**Task directions**:
Without skipping anything, write out each record below exactly.

Records excerpted from a collection
────

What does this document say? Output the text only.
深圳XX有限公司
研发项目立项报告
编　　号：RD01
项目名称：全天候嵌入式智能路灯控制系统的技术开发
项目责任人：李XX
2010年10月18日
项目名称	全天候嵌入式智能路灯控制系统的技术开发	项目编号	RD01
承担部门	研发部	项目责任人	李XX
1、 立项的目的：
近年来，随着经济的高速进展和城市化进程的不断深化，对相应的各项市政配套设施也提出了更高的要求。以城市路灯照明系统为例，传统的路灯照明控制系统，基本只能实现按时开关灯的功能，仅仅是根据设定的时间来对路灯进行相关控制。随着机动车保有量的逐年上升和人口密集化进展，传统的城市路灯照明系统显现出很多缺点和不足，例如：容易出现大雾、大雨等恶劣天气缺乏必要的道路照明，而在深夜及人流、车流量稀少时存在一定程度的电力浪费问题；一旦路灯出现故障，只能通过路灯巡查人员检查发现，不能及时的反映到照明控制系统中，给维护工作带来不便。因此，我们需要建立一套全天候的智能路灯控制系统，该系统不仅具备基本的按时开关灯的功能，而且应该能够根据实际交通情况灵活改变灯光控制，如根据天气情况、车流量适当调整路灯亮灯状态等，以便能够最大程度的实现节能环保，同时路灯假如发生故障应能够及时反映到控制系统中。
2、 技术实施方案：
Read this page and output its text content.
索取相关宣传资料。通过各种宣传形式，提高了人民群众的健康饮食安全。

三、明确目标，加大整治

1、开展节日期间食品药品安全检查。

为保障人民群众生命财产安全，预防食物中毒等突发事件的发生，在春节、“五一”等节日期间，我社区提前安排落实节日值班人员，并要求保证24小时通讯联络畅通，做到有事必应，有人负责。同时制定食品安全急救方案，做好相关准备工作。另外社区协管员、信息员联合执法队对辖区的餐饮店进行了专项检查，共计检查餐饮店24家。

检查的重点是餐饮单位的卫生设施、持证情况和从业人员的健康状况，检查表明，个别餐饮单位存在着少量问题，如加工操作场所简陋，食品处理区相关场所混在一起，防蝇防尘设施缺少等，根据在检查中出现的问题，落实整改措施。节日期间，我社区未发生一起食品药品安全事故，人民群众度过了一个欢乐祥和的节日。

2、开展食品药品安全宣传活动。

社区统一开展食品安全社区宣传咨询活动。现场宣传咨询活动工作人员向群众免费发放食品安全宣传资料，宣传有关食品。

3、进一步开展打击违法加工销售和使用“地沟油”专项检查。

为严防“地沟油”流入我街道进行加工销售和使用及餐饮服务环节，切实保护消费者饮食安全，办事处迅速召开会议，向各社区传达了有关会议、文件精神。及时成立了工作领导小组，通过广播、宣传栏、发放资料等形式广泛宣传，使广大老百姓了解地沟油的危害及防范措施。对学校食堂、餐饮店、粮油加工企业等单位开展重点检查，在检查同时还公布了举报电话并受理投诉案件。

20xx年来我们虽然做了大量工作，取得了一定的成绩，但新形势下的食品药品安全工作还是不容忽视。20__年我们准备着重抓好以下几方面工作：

────

**Task answer**:
What does this document say? Output the text only.
深圳XX有限公司
研发项目立项报告
编　　号：RD01
项目名称：全天候嵌入式智能路灯控制系统的技术开发
项目责任人：李XX
2010年10月18日
项目名称	全天候嵌入式智能路灯控制系统的技术开发	项目编号	RD01
承担部门	研发部	项目责任人	李XX
1、 立项的目的：
近年来，随着经济的高速进展和城市化进程的不断深化，对相应的各项市政配套设施也提出了更高的要求。以城市路灯照明系统为例，传统的路灯照明控制系统，基本只能实现按时开关灯的功能，仅仅是根据设定的时间来对路灯进行相关控制。随着机动车保有量的逐年上升和人口密集化进展，传统的城市路灯照明系统显现出很多缺点和不足，例如：容易出现大雾、大雨等恶劣天气缺乏必要的道路照明，而在深夜及人流、车流量稀少时存在一定程度的电力浪费问题；一旦路灯出现故障，只能通过路灯巡查人员检查发现，不能及时的反映到照明控制系统中，给维护工作带来不便。因此，我们需要建立一套全天候的智能路灯控制系统，该系统不仅具备基本的按时开关灯的功能，而且应该能够根据实际交通情况灵活改变灯光控制，如根据天气情况、车流量适当调整路灯亮灯状态等，以便能够最大程度的实现节能环保，同时路灯假如发生故障应能够及时反映到控制系统中。
2、 技术实施方案：
Read this page and output its text content.
索取相关宣传资料。通过各种宣传形式，提高了人民群众的健康饮食安全。

三、明确目标，加大整治

1、开展节日期间食品药品安全检查。

为保障人民群众生命财产安全，预防食物中毒等突发事件的发生，在春节、“五一”等节日期间，我社区提前安排落实节日值班人员，并要求保证24小时通讯联络畅通，做到有事必应，有人负责。同时制定食品安全急救方案，做好相关准备工作。另外社区协管员、信息员联合执法队对辖区的餐饮店进行了专项检查，共计检查餐饮店24家。

检查的重点是餐饮单位的卫生设施、持证情况和从业人员的健康状况，检查表明，个别餐饮单位存在着少量问题，如加工操作场所简陋，食品处理区相关场所混在一起，防蝇防尘设施缺少等，根据在检查中出现的问题，落实整改措施。节日期间，我社区未发生一起食品药品安全事故，人民群众度过了一个欢乐祥和的节日。

2、开展食品药品安全宣传活动。

社区统一开展食品安全社区宣传咨询活动。现场宣传咨询活动工作人员向群众免费发放食品安全宣传资料，宣传有关食品。

3、进一步开展打击违法加工销售和使用“地沟油”专项检查。

为严防“地沟油”流入我街道进行加工销售和使用及餐饮服务环节，切实保护消费者饮食安全，办事处迅速召开会议，向各社区传达了有关会议、文件精神。及时成立了工作领导小组，通过广播、宣传栏、发放资料等形式广泛宣传，使广大老百姓了解地沟油的危害及防范措施。对学校食堂、餐饮店、粮油加工企业等单位开展重点检查，在检查同时还公布了举报电话并受理投诉案件。

20xx年来我们虽然做了大量工作，取得了一定的成绩，但新形势下的食品药品安全工作还是不容忽视。20__年我们准备着重抓好以下几方面工作：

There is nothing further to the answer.